Record extracts>
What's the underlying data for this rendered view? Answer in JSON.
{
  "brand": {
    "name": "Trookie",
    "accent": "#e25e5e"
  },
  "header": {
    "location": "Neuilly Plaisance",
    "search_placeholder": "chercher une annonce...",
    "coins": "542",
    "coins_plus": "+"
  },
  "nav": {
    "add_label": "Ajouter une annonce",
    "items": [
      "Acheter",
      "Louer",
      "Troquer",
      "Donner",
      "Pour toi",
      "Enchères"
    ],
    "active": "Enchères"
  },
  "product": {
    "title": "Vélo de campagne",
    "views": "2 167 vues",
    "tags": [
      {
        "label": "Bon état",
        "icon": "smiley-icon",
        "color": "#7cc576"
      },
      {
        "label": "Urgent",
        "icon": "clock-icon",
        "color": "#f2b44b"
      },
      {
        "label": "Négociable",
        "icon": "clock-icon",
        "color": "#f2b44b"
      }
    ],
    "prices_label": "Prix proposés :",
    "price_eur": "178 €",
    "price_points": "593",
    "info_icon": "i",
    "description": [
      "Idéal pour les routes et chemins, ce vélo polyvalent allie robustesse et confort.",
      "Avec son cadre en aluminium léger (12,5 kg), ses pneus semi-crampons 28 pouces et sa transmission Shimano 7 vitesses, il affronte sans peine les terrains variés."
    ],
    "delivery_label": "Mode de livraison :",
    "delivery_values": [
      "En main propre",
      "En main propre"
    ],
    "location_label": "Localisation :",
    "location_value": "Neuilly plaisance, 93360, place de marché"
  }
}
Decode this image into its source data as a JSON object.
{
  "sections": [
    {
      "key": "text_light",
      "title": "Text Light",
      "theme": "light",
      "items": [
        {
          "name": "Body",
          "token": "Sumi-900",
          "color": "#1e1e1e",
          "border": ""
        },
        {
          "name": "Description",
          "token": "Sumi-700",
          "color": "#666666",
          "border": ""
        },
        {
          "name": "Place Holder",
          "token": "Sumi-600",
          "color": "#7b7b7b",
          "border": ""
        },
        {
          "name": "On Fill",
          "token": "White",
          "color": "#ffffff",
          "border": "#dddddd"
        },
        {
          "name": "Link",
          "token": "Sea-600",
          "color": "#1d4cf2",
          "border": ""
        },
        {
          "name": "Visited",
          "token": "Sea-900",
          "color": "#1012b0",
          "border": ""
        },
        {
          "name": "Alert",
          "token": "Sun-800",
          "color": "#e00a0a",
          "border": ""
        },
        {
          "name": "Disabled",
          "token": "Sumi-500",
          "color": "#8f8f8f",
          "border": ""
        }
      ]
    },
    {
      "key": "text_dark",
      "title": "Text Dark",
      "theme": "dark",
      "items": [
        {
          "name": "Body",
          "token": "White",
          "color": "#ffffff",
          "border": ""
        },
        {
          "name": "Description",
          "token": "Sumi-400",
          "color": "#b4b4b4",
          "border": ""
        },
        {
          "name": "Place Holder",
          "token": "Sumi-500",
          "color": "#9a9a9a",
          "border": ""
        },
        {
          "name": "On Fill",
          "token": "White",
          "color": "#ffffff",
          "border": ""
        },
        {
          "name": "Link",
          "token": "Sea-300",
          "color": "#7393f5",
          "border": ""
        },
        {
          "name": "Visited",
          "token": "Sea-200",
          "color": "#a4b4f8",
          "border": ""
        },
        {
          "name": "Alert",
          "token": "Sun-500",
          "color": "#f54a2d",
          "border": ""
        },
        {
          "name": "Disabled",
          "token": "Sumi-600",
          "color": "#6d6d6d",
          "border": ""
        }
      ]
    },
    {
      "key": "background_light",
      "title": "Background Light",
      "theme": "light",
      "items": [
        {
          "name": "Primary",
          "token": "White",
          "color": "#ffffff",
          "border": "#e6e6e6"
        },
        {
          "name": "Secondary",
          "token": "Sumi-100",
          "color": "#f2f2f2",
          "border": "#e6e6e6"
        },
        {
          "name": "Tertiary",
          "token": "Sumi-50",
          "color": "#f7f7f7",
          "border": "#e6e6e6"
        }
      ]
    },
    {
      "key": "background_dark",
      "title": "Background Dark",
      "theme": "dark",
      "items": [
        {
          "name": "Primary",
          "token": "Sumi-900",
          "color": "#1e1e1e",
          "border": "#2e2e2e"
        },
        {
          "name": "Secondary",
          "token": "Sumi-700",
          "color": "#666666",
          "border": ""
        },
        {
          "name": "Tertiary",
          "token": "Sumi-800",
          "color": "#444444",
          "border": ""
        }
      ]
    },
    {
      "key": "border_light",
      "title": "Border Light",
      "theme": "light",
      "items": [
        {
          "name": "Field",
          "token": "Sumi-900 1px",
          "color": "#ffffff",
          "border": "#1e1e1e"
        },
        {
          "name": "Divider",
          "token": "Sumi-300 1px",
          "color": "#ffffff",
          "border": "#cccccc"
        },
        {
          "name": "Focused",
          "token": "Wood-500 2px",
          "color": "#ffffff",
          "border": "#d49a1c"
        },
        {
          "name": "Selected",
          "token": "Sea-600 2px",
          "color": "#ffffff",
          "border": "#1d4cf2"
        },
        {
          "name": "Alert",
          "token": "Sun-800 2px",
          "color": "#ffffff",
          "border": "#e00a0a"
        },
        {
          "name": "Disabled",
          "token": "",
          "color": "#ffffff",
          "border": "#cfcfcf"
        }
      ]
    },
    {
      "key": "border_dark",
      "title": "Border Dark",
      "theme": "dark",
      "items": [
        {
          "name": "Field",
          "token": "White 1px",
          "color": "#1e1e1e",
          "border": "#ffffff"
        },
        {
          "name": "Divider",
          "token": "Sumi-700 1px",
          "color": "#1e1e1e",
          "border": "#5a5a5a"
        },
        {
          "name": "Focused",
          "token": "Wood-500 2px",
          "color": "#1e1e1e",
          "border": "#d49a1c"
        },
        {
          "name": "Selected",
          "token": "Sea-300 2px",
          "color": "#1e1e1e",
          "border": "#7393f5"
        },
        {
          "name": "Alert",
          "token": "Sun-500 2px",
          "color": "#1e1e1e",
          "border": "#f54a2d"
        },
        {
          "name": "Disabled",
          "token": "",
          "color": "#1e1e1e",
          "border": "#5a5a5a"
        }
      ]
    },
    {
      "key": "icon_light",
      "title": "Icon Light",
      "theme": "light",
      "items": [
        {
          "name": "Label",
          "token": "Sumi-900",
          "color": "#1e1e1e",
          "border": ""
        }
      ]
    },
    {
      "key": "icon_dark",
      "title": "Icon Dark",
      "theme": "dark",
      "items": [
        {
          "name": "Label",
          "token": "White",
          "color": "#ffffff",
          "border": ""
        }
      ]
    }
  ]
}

Work required>
Return every line holding the word "title" from the records.

Solution to the problem>
    "title": "Vélo de campagne",
      "title": "Text Light",
      "title": "Text Dark",
      "title": "Background Light",
      "title": "Background Dark",
      "title": "Border Light",
      "title": "Border Dark",
      "title": "Icon Light",
      "title": "Icon Dark",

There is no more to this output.